Today I built - A form with Netlify

A form with Netlify

A form with Netlify

May 03, 2019 - 9 min read

I always sing the praises of Netlify, which you’d only mistake as a paid promotion if you haven’t heard me sing.

But, seriously, just for their easy flow to configure, build & deploy straight from github sources, as well as review the results in a neat dashboard, they’d be getting the thumbs up from me, alongside services like surge. What pushes them to the top, is that you get deploy previews on PRs and split testing, all in a generous free tier 😍

So they’ve been my go-to “let’s upload this frontend to the cloud” tool for a while, and they’ve been releasing quite a few “value add” features since their launch in 2015 in hopes of retaining that honour; and maybe to gain users other than myself, or to get a better distribution into their paid tiers.

One new feature I haven’t had a chance to play with was Forms… And now that I’ve got a fresh new blog with a couple call-outs to get in touch with feedback, advice and ideas, but no direct way to be emailed, I’ve got my excuse to try it out!

Netlify Forms

Contact forms are a big enough hassle that they weren’t part of my blog’s MVP. Scoping adding one in my mind, I’d be using something like Mandrill or Sendgrid, either as a frontend-only solution, or I’d be migrating the blog to App Engine: the frontend / default service would be what currently gets deployed to Netlify, and some backend service would be receiving the data of my contact form, validating it, and emailing it to me using one of the above third parties.

But, what if there was an easier solution? Netlify claims all you need is one extra attribute added to a regular form!

## DIRECTIVE 1
Format the listing from its start through the line containing "pinyin-syllable: xì [886,419,907,446]" (both ends included) as a Markdown table with the columns Row and Listing line, omitting blank lines.

## ENTRIES SUPPLIED
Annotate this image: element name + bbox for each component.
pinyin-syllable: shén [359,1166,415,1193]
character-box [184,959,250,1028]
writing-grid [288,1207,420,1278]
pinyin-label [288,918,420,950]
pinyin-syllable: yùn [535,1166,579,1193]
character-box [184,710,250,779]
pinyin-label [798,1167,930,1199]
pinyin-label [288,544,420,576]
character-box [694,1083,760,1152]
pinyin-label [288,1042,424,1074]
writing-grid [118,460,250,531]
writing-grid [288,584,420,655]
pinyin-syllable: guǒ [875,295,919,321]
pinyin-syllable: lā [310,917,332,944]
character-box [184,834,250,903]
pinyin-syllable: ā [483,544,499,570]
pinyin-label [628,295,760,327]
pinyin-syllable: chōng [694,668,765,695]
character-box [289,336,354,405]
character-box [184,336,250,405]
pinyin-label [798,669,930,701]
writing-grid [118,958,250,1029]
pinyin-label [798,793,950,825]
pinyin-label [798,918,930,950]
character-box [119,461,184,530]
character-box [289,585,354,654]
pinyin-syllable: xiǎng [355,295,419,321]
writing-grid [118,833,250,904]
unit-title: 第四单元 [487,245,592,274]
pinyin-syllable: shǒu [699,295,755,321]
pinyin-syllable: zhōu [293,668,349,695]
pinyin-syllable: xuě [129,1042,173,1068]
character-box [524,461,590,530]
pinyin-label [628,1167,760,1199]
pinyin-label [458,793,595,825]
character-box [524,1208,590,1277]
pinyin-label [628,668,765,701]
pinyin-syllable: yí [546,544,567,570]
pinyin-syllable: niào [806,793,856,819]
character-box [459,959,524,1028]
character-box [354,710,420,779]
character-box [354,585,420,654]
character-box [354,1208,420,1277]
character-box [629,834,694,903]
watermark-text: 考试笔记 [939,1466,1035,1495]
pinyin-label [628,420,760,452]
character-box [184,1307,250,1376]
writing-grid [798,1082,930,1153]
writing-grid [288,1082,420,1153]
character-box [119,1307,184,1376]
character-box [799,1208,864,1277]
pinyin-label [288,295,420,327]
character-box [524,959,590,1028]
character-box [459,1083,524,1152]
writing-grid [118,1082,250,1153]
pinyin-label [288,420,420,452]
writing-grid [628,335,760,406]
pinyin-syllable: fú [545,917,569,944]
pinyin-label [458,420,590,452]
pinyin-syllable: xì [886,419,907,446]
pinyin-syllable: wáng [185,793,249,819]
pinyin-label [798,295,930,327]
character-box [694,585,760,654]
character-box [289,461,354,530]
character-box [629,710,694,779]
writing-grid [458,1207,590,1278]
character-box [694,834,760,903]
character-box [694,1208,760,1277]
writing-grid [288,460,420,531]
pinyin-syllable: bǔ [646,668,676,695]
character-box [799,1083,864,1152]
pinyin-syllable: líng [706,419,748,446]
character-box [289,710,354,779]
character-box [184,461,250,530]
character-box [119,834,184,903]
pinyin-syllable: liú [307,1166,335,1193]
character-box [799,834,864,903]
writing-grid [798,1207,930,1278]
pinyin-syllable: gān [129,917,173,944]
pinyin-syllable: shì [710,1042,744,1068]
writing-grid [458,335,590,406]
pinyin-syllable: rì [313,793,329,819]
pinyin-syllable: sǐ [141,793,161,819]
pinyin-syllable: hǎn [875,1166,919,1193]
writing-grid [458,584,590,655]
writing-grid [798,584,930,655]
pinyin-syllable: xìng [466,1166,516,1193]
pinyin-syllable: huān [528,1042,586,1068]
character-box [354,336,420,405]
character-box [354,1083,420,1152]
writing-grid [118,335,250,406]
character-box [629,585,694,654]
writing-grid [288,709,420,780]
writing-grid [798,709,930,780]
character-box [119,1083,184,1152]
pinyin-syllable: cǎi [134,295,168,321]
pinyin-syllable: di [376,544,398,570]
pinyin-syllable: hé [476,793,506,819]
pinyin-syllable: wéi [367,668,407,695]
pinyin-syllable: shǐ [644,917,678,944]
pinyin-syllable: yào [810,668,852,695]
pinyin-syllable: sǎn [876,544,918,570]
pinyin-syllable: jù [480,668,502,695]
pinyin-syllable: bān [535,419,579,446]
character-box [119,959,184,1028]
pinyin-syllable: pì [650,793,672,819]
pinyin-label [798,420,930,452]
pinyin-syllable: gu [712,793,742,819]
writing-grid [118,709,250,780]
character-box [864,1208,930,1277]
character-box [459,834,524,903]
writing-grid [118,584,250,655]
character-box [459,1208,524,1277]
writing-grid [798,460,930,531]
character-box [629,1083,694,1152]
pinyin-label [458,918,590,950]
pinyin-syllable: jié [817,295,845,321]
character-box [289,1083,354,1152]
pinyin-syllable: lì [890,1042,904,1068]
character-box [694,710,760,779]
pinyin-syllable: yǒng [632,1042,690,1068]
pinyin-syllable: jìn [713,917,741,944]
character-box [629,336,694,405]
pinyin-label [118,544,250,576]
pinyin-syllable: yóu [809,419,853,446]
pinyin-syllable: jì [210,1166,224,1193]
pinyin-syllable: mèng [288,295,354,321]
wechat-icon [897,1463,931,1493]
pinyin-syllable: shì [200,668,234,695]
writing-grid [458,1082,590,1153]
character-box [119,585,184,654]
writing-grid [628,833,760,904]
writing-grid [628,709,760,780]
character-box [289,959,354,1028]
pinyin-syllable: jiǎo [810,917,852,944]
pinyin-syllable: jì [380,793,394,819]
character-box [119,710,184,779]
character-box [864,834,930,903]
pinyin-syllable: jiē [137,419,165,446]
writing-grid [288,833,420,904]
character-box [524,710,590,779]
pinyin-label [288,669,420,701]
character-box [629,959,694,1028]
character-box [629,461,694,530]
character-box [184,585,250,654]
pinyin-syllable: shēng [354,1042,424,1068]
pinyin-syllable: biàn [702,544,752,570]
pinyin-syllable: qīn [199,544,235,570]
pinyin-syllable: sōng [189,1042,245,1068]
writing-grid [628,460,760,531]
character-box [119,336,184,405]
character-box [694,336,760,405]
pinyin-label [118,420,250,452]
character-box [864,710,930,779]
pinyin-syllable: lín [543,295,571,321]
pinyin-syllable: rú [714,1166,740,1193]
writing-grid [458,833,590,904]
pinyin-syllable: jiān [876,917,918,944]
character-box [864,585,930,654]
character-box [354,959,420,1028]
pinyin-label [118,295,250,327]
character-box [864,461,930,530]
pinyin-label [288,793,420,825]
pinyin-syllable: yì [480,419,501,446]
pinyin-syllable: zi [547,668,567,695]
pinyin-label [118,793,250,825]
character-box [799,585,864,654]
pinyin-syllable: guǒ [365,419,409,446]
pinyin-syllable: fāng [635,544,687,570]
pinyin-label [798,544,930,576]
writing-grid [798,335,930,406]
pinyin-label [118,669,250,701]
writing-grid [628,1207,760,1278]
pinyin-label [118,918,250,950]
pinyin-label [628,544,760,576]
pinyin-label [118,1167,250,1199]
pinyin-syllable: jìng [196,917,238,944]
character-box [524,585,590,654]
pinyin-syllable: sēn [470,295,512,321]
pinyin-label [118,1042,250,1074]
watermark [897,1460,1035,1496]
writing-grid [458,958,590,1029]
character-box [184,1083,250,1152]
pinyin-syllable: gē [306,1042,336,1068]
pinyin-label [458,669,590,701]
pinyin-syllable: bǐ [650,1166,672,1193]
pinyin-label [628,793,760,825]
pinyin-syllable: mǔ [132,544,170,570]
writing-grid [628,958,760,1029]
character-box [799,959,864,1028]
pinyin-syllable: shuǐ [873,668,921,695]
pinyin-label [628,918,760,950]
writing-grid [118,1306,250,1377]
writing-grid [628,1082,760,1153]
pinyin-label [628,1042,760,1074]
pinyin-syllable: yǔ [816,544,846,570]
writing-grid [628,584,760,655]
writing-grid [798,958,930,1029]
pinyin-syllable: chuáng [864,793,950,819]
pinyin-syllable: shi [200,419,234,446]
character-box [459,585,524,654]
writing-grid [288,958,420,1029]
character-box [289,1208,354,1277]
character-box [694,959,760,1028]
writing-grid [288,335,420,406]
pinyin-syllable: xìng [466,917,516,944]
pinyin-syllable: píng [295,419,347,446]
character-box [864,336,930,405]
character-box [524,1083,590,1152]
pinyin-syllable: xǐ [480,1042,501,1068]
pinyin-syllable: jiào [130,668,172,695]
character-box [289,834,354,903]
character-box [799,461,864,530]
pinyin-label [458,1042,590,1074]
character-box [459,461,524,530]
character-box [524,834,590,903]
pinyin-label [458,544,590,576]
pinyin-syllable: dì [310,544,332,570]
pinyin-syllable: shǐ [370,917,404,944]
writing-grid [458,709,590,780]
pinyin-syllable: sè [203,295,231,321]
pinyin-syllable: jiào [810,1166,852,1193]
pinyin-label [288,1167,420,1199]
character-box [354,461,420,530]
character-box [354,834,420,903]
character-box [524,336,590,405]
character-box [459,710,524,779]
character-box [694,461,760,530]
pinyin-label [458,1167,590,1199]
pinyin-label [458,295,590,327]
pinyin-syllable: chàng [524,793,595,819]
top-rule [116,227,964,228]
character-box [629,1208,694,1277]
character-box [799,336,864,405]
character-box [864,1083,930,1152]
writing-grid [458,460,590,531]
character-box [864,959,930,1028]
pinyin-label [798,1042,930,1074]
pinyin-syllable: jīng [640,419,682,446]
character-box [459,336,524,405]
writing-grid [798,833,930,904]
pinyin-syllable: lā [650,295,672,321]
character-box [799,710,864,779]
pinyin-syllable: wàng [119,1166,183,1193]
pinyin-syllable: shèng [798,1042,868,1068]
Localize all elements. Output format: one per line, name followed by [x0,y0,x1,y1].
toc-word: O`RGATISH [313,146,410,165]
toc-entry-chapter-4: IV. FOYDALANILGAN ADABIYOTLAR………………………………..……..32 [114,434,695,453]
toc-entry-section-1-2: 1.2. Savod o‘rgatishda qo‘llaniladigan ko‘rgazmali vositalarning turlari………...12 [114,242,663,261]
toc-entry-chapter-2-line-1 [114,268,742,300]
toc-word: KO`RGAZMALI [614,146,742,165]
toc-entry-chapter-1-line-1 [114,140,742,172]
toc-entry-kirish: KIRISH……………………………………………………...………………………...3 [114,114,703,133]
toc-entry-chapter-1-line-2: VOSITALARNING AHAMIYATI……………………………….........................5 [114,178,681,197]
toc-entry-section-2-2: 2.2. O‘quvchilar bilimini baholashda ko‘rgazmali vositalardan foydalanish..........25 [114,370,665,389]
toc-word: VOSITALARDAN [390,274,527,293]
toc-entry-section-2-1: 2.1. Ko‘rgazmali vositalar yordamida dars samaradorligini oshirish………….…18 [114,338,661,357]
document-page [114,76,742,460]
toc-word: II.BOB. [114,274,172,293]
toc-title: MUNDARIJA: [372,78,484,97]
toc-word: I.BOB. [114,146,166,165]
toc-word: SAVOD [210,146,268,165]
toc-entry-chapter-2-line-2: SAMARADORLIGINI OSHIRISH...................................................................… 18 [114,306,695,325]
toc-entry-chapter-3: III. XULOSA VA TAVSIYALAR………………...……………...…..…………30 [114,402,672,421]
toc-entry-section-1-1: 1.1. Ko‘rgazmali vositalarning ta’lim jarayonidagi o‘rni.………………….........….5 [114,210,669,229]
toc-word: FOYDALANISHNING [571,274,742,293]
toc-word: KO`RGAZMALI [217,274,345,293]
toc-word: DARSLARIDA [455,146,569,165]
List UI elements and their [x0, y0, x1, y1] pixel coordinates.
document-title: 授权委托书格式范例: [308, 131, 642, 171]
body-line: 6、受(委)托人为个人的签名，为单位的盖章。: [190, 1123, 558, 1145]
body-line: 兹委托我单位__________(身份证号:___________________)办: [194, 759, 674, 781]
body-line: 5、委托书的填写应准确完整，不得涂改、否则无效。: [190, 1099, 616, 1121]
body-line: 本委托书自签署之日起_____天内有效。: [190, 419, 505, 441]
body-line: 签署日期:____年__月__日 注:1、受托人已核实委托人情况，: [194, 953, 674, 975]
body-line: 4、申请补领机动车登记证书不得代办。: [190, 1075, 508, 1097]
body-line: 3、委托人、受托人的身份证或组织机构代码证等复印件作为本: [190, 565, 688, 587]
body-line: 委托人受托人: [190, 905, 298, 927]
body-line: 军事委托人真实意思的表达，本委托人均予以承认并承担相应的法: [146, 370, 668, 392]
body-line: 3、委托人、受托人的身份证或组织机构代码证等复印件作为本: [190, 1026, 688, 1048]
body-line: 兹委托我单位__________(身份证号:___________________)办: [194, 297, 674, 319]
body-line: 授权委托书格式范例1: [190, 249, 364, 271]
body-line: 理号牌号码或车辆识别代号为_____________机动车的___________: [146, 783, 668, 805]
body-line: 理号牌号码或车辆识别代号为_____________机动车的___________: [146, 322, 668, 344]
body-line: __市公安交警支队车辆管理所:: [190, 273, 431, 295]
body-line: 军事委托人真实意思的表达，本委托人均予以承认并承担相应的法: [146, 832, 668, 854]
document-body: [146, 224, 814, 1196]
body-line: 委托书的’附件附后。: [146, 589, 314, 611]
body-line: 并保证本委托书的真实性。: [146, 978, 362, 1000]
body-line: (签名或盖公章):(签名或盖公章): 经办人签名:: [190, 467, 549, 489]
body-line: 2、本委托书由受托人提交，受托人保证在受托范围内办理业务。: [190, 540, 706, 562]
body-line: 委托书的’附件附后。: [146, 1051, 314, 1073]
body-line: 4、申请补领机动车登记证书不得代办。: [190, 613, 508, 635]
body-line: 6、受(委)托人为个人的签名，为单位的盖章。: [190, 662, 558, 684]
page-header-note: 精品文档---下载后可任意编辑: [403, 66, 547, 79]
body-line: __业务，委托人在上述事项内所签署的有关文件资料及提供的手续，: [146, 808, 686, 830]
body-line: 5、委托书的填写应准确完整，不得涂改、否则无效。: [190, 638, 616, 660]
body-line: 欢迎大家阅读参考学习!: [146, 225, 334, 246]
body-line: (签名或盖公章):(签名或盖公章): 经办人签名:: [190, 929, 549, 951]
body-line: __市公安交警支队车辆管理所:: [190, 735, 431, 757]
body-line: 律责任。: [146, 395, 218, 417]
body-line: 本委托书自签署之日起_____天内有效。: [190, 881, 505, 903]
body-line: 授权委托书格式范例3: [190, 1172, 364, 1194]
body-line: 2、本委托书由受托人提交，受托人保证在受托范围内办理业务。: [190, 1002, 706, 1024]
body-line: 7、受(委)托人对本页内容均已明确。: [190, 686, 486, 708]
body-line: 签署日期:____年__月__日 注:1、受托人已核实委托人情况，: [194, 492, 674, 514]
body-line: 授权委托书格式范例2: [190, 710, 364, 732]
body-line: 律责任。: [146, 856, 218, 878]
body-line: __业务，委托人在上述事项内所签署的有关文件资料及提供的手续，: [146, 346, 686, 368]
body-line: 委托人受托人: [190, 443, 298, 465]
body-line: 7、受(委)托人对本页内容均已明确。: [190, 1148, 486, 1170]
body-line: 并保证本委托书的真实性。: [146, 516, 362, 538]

## DIRECTIVE 2
In two sentences, summarize the blog post about building a form with Netlify.

## EXERCISE OUTPUT 1
| Row | Listing line |
|---|---|
| 1 | Annotate this image: element name + bbox for each component. |
| 2 | pinyin-syllable: shén [359,1166,415,1193] |
| 3 | character-box [184,959,250,1028] |
| 4 | writing-grid [288,1207,420,1278] |
| 5 | pinyin-label [288,918,420,950] |
| 6 | pinyin-syllable: yùn [535,1166,579,1193] |
| 7 | character-box [184,710,250,779] |
| 8 | pinyin-label [798,1167,930,1199] |
| 9 | pinyin-label [288,544,420,576] |
| 10 | character-box [694,1083,760,1152] |
| 11 | pinyin-label [288,1042,424,1074] |
| 12 | writing-grid [118,460,250,531] |
| 13 | writing-grid [288,584,420,655] |
| 14 | pinyin-syllable: guǒ [875,295,919,321] |
| 15 | pinyin-syllable: lā [310,917,332,944] |
| 16 | character-box [184,834,250,903] |
| 17 | pinyin-syllable: ā [483,544,499,570] |
| 18 | pinyin-label [628,295,760,327] |
| 19 | pinyin-syllable: chōng [694,668,765,695] |
| 20 | character-box [289,336,354,405] |
| 21 | character-box [184,336,250,405] |
| 22 | pinyin-label [798,669,930,701] |
| 23 | writing-grid [118,958,250,1029] |
| 24 | pinyin-label [798,793,950,825] |
| 25 | pinyin-label [798,918,930,950] |
| 26 | character-box [119,461,184,530] |
| 27 | character-box [289,585,354,654] |
| 28 | pinyin-syllable: xiǎng [355,295,419,321] |
| 29 | writing-grid [118,833,250,904] |
| 30 | unit-title: 第四单元 [487,245,592,274] |
| 31 | pinyin-syllable: shǒu [699,295,755,321] |
| 32 | pinyin-syllable: zhōu [293,668,349,695] |
| 33 | pinyin-syllable: xuě [129,1042,173,1068] |
| 34 | character-box [524,461,590,530] |
| 35 | pinyin-label [628,1167,760,1199] |
| 36 | pinyin-label [458,793,595,825] |
| 37 | character-box [524,1208,590,1277] |
| 38 | pinyin-label [628,668,765,701] |
| 39 | pinyin-syllable: yí [546,544,567,570] |
| 40 | pinyin-syllable: niào [806,793,856,819] |
| 41 | character-box [459,959,524,1028] |
| 42 | character-box [354,710,420,779] |
| 43 | character-box [354,585,420,654] |
| 44 | character-box [354,1208,420,1277] |
| 45 | character-box [629,834,694,903] |
| 46 | watermark-text: 考试笔记 [939,1466,1035,1495] |
| 47 | pinyin-label [628,420,760,452] |
| 48 | character-box [184,1307,250,1376] |
| 49 | writing-grid [798,1082,930,1153] |
| 50 | writing-grid [288,1082,420,1153] |
| 51 | character-box [119,1307,184,1376] |
| 52 | character-box [799,1208,864,1277] |
| 53 | pinyin-label [288,295,420,327] |
| 54 | character-box [524,959,590,1028] |
| 55 | character-box [459,1083,524,1152] |
| 56 | writing-grid [118,1082,250,1153] |
| 57 | pinyin-label [288,420,420,452] |
| 58 | writing-grid [628,335,760,406] |
| 59 | pinyin-syllable: fú [545,917,569,944] |
| 60 | pinyin-label [458,420,590,452] |
| 61 | pinyin-syllable: xì [886,419,907,446] |

## EXERCISE OUTPUT 2
The author praises Netlify for its easy flow to configure, build and deploy from GitHub sources, its dashboard, deploy previews on PRs, split testing and a generous free tier. With a new blog that asks readers to get in touch but offers no direct way to email, the author tries Netlify Forms, which Netlify claims needs only one extra attribute on a regular form.